(Dataset records)

━━━━━━━━

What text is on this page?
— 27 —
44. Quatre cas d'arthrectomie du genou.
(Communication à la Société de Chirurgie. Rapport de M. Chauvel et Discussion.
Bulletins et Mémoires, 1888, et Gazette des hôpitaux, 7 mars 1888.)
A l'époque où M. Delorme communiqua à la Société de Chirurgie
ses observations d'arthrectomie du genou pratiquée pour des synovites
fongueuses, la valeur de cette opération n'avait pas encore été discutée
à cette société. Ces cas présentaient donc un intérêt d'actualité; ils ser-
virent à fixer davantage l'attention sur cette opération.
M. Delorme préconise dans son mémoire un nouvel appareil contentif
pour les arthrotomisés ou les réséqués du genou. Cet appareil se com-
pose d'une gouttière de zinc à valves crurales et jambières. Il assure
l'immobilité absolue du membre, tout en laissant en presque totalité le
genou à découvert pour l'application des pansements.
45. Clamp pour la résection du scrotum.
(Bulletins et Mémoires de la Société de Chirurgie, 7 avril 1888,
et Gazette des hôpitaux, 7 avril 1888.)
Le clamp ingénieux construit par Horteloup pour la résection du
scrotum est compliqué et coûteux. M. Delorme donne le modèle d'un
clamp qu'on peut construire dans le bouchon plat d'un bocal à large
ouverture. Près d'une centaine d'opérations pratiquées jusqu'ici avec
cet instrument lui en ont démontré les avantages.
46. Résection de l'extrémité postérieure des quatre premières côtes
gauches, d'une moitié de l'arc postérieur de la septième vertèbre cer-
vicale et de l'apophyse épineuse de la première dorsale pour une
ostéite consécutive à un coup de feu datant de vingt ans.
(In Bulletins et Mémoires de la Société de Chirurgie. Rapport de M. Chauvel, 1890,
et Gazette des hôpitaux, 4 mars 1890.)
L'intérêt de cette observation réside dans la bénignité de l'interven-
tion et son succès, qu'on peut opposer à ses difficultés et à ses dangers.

━━━━━━━━

Print all of the data exactly as it was given.

What text is on this page?
— 27 —
44. Quatre cas d'arthrectomie du genou.
(Communication à la Société de Chirurgie. Rapport de M. Chauvel et Discussion.
Bulletins et Mémoires, 1888, et Gazette des hôpitaux, 7 mars 1888.)
A l'époque où M. Delorme communiqua à la Société de Chirurgie
ses observations d'arthrectomie du genou pratiquée pour des synovites
fongueuses, la valeur de cette opération n'avait pas encore été discutée
à cette société. Ces cas présentaient donc un intérêt d'actualité; ils ser-
virent à fixer davantage l'attention sur cette opération.
M. Delorme préconise dans son mémoire un nouvel appareil contentif
pour les arthrotomisés ou les réséqués du genou. Cet appareil se com-
pose d'une gouttière de zinc à valves crurales et jambières. Il assure
l'immobilité absolue du membre, tout en laissant en presque totalité le
genou à découvert pour l'application des pansements.
45. Clamp pour la résection du scrotum.
(Bulletins et Mémoires de la Société de Chirurgie, 7 avril 1888,
et Gazette des hôpitaux, 7 avril 1888.)
Le clamp ingénieux construit par Horteloup pour la résection du
scrotum est compliqué et coûteux. M. Delorme donne le modèle d'un
clamp qu'on peut construire dans le bouchon plat d'un bocal à large
ouverture. Près d'une centaine d'opérations pratiquées jusqu'ici avec
cet instrument lui en ont démontré les avantages.
46. Résection de l'extrémité postérieure des quatre premières côtes
gauches, d'une moitié de l'arc postérieur de la septième vertèbre cer-
vicale et de l'apophyse épineuse de la première dorsale pour une
ostéite consécutive à un coup de feu datant de vingt ans.
(In Bulletins et Mémoires de la Société de Chirurgie. Rapport de M. Chauvel, 1890,
et Gazette des hôpitaux, 4 mars 1890.)
L'intérêt de cette observation réside dans la bénignité de l'interven-
tion et son succès, qu'on peut opposer à ses difficultés et à ses dangers.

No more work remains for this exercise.